Given task ->
Print the listing in its entirety and exactly, leaving out images.

## begin

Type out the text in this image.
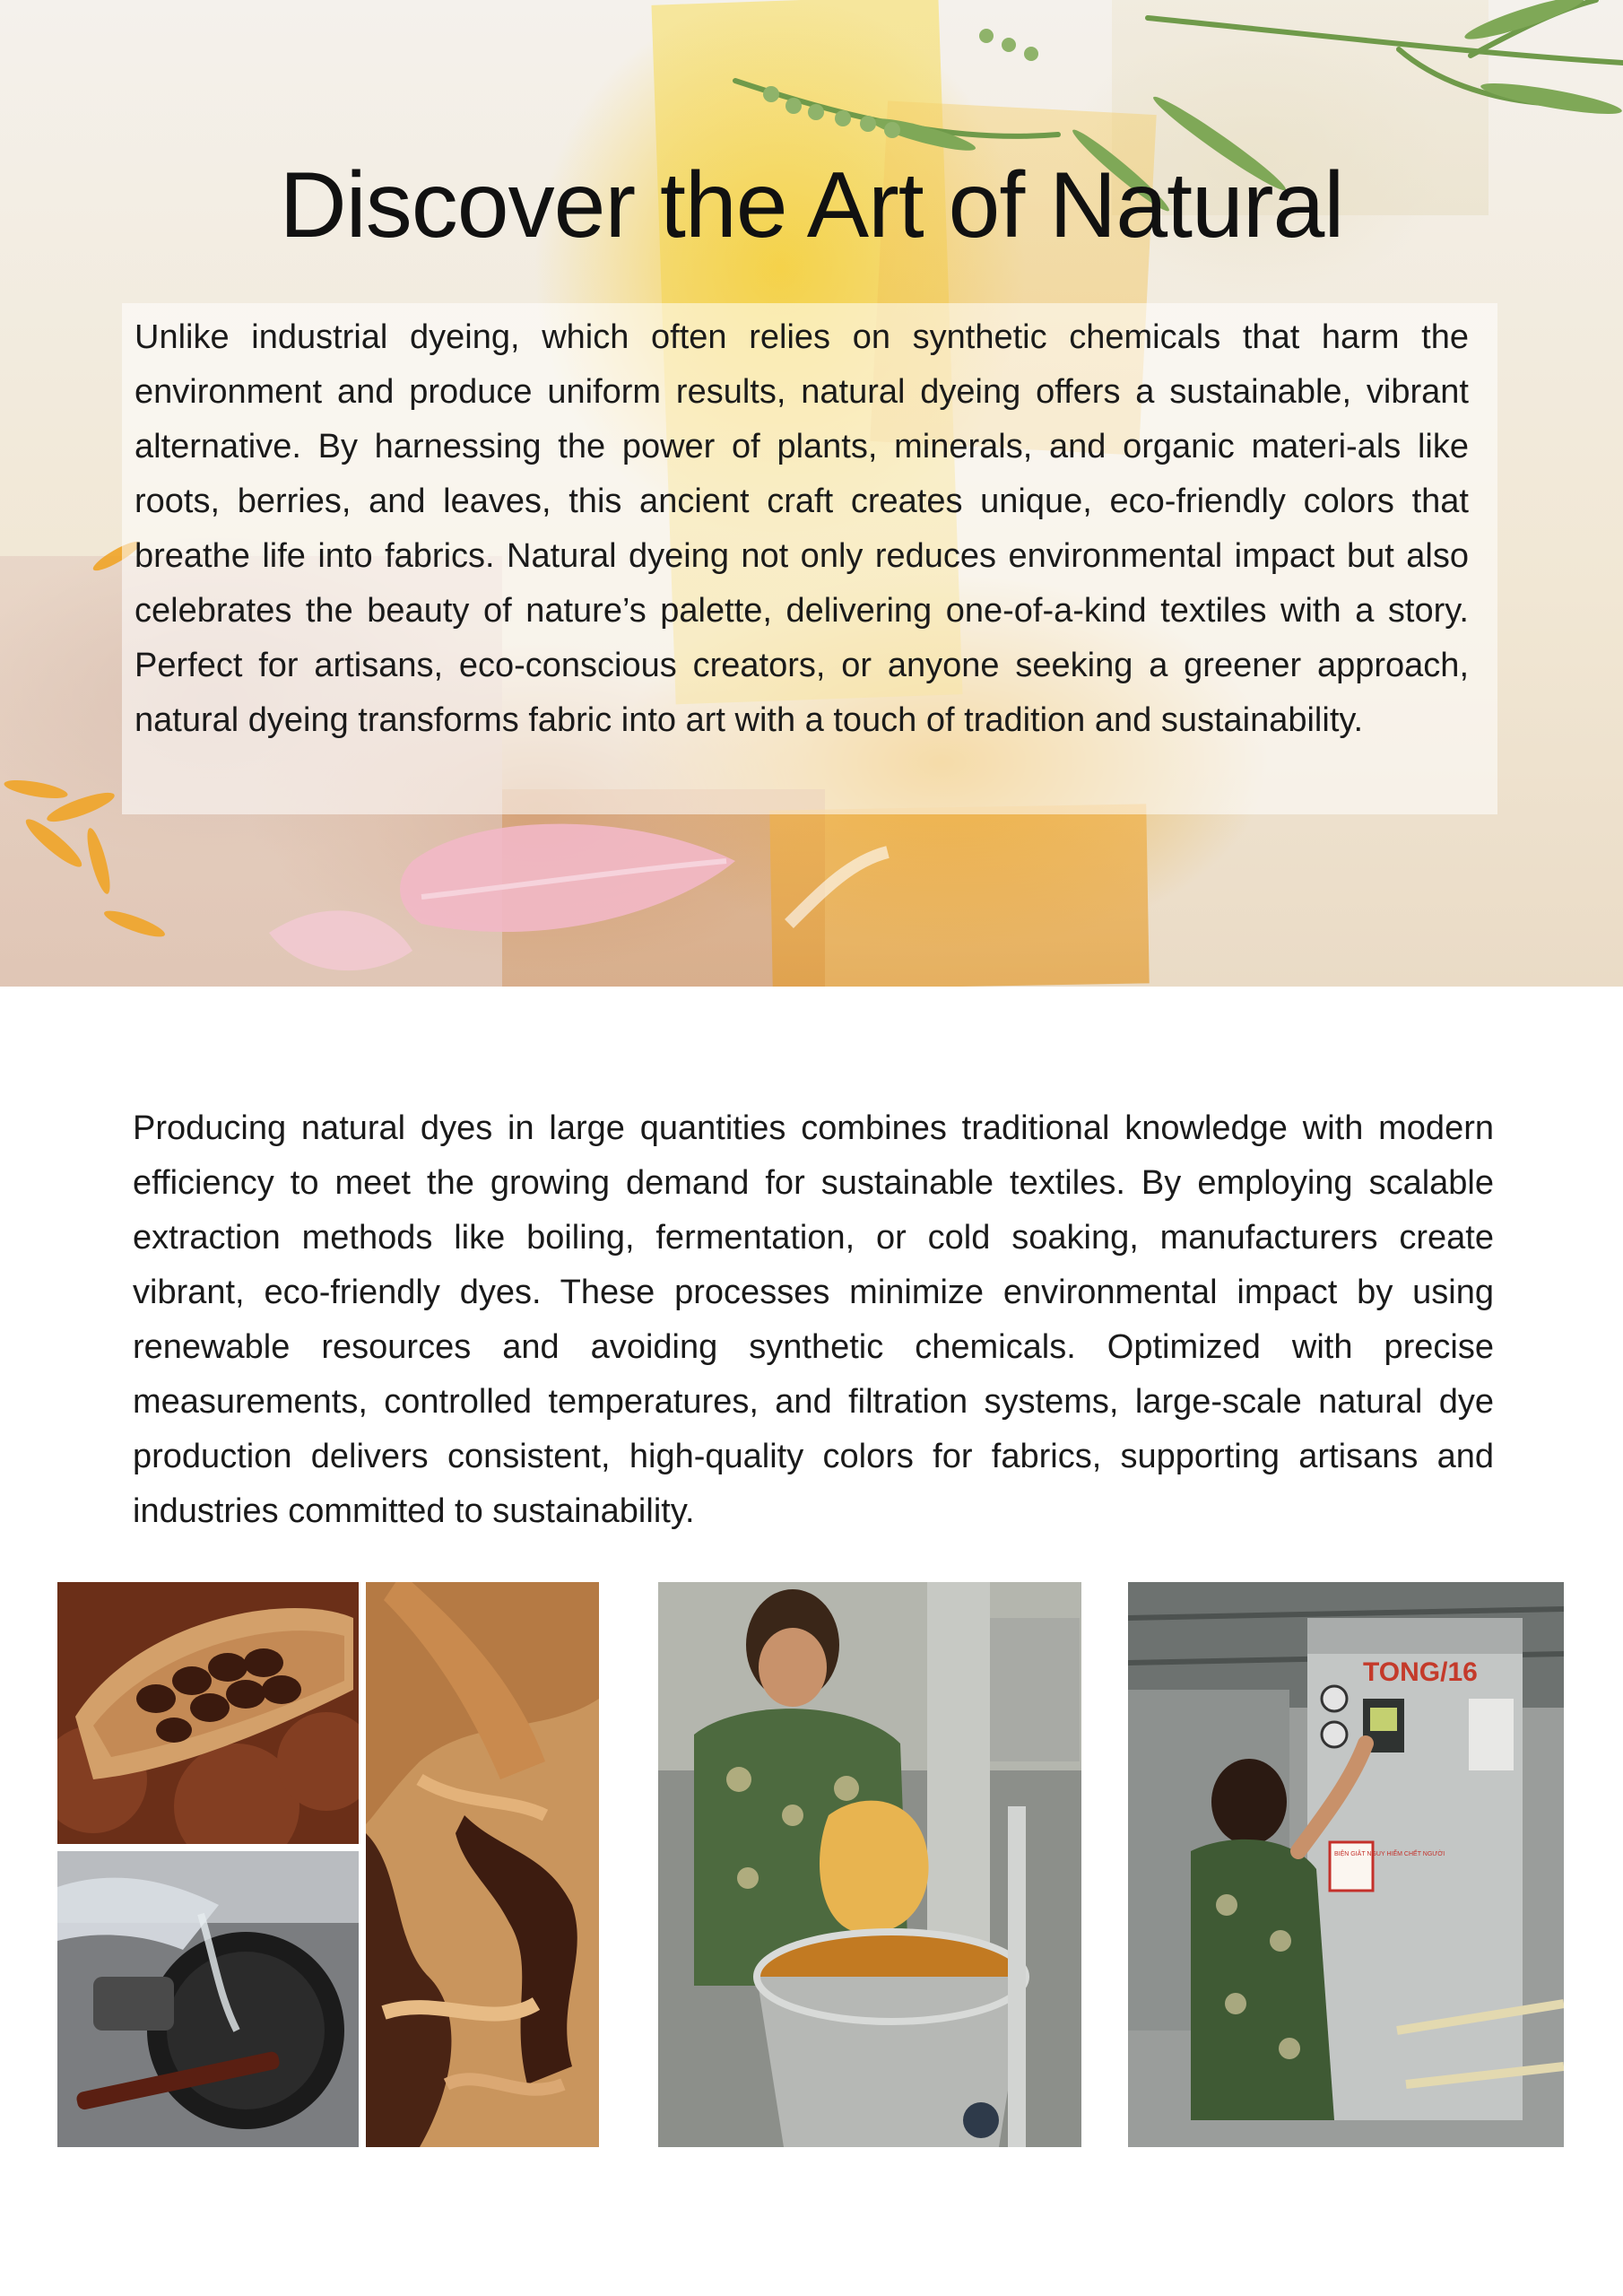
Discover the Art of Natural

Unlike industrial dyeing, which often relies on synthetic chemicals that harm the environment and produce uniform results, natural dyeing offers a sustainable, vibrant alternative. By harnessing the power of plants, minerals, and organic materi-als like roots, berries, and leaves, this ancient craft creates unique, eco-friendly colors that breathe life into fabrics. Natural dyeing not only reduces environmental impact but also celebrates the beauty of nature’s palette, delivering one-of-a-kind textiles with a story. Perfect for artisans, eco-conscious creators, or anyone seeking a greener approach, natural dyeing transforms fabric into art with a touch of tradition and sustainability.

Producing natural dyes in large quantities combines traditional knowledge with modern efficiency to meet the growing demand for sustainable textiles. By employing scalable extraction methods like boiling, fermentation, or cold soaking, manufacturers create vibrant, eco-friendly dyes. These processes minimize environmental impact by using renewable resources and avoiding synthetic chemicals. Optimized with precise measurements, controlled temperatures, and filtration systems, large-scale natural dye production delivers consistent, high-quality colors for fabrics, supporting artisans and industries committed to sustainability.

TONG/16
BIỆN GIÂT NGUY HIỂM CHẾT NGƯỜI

## end

Expected output ->
Type out the text in this image.
Discover the Art of Natural

Unlike industrial dyeing, which often relies on synthetic chemicals that harm the environment and produce uniform results, natural dyeing offers a sustainable, vibrant alternative. By harnessing the power of plants, minerals, and organic materi-als like roots, berries, and leaves, this ancient craft creates unique, eco-friendly colors that breathe life into fabrics. Natural dyeing not only reduces environmental impact but also celebrates the beauty of nature’s palette, delivering one-of-a-kind textiles with a story. Perfect for artisans, eco-conscious creators, or anyone seeking a greener approach, natural dyeing transforms fabric into art with a touch of tradition and sustainability.

Producing natural dyes in large quantities combines traditional knowledge with modern efficiency to meet the growing demand for sustainable textiles. By employing scalable extraction methods like boiling, fermentation, or cold soaking, manufacturers create vibrant, eco-friendly dyes. These processes minimize environmental impact by using renewable resources and avoiding synthetic chemicals. Optimized with precise measurements, controlled temperatures, and filtration systems, large-scale natural dye production delivers consistent, high-quality colors for fabrics, supporting artisans and industries committed to sustainability.

TONG/16
BIỆN GIÂT NGUY HIỂM CHẾT NGƯỜI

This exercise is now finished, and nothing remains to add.